→ Page extract:
Bubu’s Alt/Grub/Faction
Burgers and fried chicken from Bubu’s

Eric Greenspan brings virtual food court concept to Los Angeles

Alt/Grub/Faction lets guests pick from multiple menus in one delivery order

As off-premise trends continue to shape the future of casual dining, restaurants are scrambling to introduce innovative mobile ordering and delivery solutions. Enter Los Angeles-based chef Eric Greenspan’s virtual food court, Alt/Grub/Faction. 

Part marketing strategy, part delivery solution, Alt/Grub/Faction, which launched in December, lets consumers order food from any of Greenspan’s four delivery-only concepts at the same time through the Caviar app and place them all in one order.

Orders are received at a CloudKitchens facility, one of a number of growing commissary outlets designed for delivery-only concepts, where the food is prepared and picked up by delivery drivers. 

The four delivery-only concepts include Bubu’s, a fried chicken and burgers joint; Brekkie, an all-day breakfast burrito, bowls, and French toast restaurant; Chino Latino, a Latino-Asian fusion eatery famous for its orange-chicken burrito; and 2 On a Roll, a breakfast and deli sandwich spot. 

The concepts opened individually for delivery on a rolling basis. Chino launched in February 2018, followed by 2 on a Roll in April, Brekkie in May, Bubu’s in October. The virtual food court came to life in December.

Customers can order from the individual menus through a variety of third-party apps to get their food delivered, including Grubhub and UberEats. But Caviar holds the exclusive rights to the digital food court, or the ability to order from more than one menu at once. 

“All of these concepts were already coming from the same kitchen and prepared by the same team,” said Greenspan, formerly of the now-closed The Foundry on Melrose in Los Angeles. “We realized, ‘Wait a minute, we can re-market this as one large concept featuring all of these items.’ These brands had already been curating their own identities, so instead of combining menus, we launched it as a virtual food court.”

Alt/Grub/Faction

The fare from Chino Latino

As Greenspan explained, if one customer wants a late-night breakfast burrito but their roommate is craving a fried chicken sandwich, both people can order what they want in a single delivery without sacrificing convenience. 

“It’s like if The Cheesecake Factory made each of the 17 pages of their menu into individual restaurants,” Greenspan said.  

But he said even though his entire staff is essentially cooking for four different brands, there is never much confusion in the centralized kitchen. It likely helps that the menus have overlapping items and ingredients. For example, most of the brands have at least one form of a burrito and breakfast food is a common thread. 

Greenspan said getting his business off the ground quickly was part of a plan to experiment with profitability.

“When I started out in the restaurant industry, delivery was around 10 percent of your sales and now it hovers around 30 percent,” Greenspan said. “But if you’re only doing 30 percent of what you’d normally do in a restaurant, you’re in trouble. So I started layering concepts on top of concepts, cross-utilizing products, and recognizing gaps in the industry.”

→ Aim of the exercise:
In the article on Alt/Grub/Faction, which app has the exclusive rights to ordering from more than one menu at once?

→ Excerpted data:
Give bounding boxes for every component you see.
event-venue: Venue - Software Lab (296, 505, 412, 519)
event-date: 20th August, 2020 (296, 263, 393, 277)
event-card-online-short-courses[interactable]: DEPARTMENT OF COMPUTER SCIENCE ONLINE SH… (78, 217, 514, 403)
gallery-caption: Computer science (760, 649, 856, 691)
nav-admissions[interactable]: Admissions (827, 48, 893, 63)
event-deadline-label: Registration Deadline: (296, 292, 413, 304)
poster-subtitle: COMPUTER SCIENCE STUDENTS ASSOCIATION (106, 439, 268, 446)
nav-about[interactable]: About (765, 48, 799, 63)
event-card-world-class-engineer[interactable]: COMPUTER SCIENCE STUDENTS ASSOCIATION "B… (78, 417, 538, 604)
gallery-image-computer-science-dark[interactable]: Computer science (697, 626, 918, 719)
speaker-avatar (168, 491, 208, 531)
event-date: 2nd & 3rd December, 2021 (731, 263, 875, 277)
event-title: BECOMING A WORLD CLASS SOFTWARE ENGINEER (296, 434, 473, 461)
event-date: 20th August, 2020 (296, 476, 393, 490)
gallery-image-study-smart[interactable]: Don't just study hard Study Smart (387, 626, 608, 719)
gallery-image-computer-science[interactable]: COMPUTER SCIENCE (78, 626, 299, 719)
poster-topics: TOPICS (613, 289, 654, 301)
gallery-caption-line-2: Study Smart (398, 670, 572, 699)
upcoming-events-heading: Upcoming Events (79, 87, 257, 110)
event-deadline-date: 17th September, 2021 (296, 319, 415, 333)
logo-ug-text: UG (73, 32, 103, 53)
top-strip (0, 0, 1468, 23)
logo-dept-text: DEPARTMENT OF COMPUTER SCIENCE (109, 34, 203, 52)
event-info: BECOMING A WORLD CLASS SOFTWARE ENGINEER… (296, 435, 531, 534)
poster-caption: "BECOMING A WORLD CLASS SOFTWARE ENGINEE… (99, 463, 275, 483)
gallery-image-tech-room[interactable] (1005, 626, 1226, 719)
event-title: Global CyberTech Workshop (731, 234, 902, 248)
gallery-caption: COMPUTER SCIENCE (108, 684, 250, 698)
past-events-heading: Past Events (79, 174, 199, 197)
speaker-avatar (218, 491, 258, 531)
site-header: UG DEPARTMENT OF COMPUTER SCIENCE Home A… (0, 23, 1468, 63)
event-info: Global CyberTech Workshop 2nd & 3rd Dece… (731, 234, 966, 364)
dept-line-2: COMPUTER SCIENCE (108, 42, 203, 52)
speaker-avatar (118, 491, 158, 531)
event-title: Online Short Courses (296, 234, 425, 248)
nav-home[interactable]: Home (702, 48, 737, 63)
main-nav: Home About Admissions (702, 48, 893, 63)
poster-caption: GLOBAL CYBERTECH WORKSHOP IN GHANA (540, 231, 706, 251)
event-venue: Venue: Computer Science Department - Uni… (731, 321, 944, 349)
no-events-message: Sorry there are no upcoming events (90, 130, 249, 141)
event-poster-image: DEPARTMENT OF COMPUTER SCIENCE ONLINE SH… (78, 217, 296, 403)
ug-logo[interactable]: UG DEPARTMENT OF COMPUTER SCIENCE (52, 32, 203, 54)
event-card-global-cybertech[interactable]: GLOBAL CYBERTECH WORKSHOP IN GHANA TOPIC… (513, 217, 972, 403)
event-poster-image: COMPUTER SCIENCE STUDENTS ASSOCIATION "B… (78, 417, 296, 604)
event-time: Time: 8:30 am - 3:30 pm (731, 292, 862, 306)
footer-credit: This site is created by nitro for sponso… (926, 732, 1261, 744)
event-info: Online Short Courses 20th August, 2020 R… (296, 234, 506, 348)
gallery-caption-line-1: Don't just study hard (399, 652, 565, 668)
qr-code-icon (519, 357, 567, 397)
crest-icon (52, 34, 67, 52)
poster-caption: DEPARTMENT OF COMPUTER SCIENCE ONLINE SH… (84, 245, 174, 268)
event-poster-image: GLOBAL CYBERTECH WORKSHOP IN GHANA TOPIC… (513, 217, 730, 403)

→ Exercise result:
Caviar